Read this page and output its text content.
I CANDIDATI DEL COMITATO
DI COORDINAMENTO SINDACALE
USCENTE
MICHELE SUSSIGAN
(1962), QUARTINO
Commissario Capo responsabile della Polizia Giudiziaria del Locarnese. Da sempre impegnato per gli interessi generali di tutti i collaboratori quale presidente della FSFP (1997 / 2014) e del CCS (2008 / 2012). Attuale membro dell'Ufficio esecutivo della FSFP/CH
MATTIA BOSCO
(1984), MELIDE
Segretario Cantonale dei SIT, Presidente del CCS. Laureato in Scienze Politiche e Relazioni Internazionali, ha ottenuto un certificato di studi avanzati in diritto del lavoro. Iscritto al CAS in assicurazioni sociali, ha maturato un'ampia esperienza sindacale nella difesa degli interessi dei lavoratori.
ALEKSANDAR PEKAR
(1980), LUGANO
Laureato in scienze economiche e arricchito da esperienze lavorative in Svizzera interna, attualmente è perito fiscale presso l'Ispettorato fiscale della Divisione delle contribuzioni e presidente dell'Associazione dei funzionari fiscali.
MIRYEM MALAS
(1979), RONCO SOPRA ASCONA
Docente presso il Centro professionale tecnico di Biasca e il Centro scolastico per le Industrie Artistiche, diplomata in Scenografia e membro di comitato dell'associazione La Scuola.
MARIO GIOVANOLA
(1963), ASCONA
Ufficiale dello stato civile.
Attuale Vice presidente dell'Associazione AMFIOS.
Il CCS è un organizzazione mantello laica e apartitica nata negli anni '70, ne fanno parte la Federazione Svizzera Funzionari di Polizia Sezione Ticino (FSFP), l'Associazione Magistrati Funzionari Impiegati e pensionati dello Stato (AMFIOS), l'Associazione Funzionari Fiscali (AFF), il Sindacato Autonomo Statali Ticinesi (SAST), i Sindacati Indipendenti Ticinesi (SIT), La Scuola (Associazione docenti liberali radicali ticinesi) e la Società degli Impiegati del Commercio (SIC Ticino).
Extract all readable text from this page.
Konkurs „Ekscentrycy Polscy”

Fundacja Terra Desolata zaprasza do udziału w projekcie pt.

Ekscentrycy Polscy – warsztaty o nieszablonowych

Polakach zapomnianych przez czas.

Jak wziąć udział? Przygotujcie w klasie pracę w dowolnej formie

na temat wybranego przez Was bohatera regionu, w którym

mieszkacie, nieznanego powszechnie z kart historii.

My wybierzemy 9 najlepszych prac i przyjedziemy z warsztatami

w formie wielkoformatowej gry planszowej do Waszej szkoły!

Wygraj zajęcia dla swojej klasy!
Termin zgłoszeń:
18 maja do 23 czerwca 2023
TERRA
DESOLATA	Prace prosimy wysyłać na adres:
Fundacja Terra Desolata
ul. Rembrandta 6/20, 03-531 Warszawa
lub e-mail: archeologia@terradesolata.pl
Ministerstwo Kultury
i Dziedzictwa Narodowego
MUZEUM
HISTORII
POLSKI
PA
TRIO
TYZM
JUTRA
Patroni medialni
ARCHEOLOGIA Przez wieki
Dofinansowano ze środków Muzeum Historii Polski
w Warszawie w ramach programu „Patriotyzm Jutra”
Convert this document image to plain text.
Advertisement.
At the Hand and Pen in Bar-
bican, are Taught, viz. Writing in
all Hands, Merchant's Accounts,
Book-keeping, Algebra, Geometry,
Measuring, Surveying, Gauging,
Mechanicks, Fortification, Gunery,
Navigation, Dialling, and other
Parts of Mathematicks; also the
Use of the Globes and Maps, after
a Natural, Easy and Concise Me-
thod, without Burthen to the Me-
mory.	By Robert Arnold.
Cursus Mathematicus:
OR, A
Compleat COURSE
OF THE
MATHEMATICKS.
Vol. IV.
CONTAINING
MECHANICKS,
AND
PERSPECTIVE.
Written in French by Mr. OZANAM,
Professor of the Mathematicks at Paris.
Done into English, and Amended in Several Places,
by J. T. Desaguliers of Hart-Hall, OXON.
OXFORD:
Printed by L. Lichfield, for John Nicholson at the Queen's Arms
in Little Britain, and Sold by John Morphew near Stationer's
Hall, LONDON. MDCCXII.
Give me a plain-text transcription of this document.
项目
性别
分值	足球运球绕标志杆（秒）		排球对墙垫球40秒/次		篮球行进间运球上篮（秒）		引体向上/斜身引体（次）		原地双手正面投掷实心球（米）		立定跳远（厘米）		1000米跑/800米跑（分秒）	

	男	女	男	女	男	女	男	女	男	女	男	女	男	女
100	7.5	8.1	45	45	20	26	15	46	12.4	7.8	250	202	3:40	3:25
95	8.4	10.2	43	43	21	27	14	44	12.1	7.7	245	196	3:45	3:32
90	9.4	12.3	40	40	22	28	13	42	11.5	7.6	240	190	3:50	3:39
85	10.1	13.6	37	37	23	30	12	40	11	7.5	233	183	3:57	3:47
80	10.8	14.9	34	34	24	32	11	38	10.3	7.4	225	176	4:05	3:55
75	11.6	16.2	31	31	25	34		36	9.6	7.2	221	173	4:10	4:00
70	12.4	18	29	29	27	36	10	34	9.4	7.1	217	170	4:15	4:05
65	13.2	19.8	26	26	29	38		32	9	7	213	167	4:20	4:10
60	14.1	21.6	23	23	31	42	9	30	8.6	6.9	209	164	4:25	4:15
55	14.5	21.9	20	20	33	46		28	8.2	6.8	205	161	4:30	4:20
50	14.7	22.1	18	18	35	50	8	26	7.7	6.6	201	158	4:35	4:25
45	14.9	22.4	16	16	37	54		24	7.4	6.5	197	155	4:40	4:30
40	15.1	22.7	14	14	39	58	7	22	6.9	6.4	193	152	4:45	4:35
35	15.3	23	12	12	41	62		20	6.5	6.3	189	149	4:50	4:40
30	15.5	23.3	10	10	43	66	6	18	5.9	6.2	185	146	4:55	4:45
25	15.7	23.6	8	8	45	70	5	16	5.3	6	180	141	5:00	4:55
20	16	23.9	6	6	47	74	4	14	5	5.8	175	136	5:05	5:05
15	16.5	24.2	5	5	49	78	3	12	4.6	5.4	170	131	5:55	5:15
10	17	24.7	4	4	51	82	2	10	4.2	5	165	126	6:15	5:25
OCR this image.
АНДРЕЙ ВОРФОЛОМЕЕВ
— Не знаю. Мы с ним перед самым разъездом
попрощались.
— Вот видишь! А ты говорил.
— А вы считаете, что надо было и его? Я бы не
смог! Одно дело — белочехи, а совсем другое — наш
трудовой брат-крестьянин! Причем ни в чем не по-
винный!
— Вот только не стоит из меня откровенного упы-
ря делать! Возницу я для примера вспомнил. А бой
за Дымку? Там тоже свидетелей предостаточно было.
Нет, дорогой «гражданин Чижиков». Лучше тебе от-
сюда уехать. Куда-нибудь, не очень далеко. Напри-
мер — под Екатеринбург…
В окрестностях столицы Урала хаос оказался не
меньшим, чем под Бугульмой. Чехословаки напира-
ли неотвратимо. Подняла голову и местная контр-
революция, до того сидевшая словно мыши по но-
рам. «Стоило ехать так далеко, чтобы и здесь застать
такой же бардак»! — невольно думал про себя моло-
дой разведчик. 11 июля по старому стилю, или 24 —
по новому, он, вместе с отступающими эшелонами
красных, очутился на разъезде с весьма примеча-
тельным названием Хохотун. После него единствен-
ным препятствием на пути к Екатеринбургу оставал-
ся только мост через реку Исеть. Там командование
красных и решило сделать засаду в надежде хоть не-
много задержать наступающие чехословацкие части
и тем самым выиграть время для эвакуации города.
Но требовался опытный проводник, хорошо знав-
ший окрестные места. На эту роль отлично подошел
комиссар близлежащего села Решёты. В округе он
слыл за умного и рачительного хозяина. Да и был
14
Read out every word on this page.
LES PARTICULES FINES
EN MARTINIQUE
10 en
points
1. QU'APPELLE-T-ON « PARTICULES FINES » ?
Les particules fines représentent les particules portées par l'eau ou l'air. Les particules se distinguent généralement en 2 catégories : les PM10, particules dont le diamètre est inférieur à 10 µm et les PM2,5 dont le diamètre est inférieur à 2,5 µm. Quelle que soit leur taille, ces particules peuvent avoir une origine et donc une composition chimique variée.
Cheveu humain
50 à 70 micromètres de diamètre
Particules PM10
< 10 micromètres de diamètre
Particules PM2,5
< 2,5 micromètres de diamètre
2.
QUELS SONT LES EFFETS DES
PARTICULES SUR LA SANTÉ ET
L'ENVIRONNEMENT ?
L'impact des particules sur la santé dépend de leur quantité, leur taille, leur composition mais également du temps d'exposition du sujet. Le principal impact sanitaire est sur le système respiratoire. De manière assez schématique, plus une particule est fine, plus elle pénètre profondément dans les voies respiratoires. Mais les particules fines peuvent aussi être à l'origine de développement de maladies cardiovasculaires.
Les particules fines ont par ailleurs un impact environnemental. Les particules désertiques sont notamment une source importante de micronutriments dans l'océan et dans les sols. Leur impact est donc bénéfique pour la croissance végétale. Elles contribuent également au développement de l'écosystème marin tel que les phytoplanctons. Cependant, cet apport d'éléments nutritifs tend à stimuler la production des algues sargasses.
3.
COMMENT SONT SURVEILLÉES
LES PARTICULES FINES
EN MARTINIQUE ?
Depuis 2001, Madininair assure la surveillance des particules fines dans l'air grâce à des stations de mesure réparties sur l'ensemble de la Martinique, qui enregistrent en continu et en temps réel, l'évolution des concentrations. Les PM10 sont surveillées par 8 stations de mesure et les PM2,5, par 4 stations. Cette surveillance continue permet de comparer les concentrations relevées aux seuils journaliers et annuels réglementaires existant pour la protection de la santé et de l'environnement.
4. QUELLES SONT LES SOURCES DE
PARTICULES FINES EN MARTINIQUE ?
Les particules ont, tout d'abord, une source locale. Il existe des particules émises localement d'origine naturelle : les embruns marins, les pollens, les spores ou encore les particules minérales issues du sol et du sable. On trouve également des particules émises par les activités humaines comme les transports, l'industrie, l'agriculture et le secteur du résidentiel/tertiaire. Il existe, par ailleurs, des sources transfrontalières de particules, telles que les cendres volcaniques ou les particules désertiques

□ □ □ □ □

** What is being asked **
Copy out all lines from the material above that contain the string "AMFIOS".

** Final result **
Attuale Vice presidente dell'Associazione AMFIOS.
Il CCS è un organizzazione mantello laica e apartitica nata negli anni '70, ne fanno parte la Federazione Svizzera Funzionari di Polizia Sezione Ticino (FSFP), l'Associazione Magistrati Funzionari Impiegati e pensionati dello Stato (AMFIOS), l'Associazione Funzionari Fiscali (AFF), il Sindacato Autonomo Statali Ticinesi (SAST), i Sindacati Indipendenti Ticinesi (SIT), La Scuola (Associazione docenti liberali radicali ticinesi) e la Società degli Impiegati del Commercio (SIC Ticino).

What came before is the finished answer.